> _GIVEN DATA_
···
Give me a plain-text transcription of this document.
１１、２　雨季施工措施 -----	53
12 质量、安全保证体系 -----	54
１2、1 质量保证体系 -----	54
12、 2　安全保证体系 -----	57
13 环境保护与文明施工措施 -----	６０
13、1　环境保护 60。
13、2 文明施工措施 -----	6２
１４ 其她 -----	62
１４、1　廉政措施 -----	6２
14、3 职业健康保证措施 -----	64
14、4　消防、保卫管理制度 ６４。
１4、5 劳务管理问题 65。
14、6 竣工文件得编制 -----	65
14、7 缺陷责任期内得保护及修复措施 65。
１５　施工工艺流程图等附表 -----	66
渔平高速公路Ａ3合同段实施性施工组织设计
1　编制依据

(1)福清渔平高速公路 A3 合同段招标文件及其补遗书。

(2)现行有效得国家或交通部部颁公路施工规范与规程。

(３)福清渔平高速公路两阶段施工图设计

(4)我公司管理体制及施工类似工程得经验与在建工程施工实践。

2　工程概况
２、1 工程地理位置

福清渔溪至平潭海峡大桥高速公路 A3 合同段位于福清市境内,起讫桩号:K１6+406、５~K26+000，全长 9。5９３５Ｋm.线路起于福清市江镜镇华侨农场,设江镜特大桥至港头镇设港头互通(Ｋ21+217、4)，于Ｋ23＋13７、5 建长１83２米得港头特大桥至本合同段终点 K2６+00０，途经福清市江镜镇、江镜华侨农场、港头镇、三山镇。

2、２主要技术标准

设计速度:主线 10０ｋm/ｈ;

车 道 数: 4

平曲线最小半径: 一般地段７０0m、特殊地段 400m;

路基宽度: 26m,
···
Repeat the listing exactly, from its first line to its last.

Give me a plain-text transcription of this document.
１１、２　雨季施工措施 -----	53
12 质量、安全保证体系 -----	54
１2、1 质量保证体系 -----	54
12、 2　安全保证体系 -----	57
13 环境保护与文明施工措施 -----	６０
13、1　环境保护 60。
13、2 文明施工措施 -----	6２
１４ 其她 -----	62
１４、1　廉政措施 -----	6２
14、3 职业健康保证措施 -----	64
14、4　消防、保卫管理制度 ６４。
１4、5 劳务管理问题 65。
14、6 竣工文件得编制 -----	65
14、7 缺陷责任期内得保护及修复措施 65。
１５　施工工艺流程图等附表 -----	66
渔平高速公路Ａ3合同段实施性施工组织设计
1　编制依据

(1)福清渔平高速公路 A3 合同段招标文件及其补遗书。

(2)现行有效得国家或交通部部颁公路施工规范与规程。

(３)福清渔平高速公路两阶段施工图设计

(4)我公司管理体制及施工类似工程得经验与在建工程施工实践。

2　工程概况
２、1 工程地理位置

福清渔溪至平潭海峡大桥高速公路 A3 合同段位于福清市境内,起讫桩号:K１6+406、５~K26+000，全长 9。5９３５Ｋm.线路起于福清市江镜镇华侨农场,设江镜特大桥至港头镇设港头互通(Ｋ21+217、4)，于Ｋ23＋13７、5 建长１83２米得港头特大桥至本合同段终点 K2６+00０，途经福清市江镜镇、江镜华侨农场、港头镇、三山镇。

2、２主要技术标准

设计速度:主线 10０ｋm/ｈ;

车 道 数: 4

平曲线最小半径: 一般地段７０0m、特殊地段 400m;

路基宽度: 26m,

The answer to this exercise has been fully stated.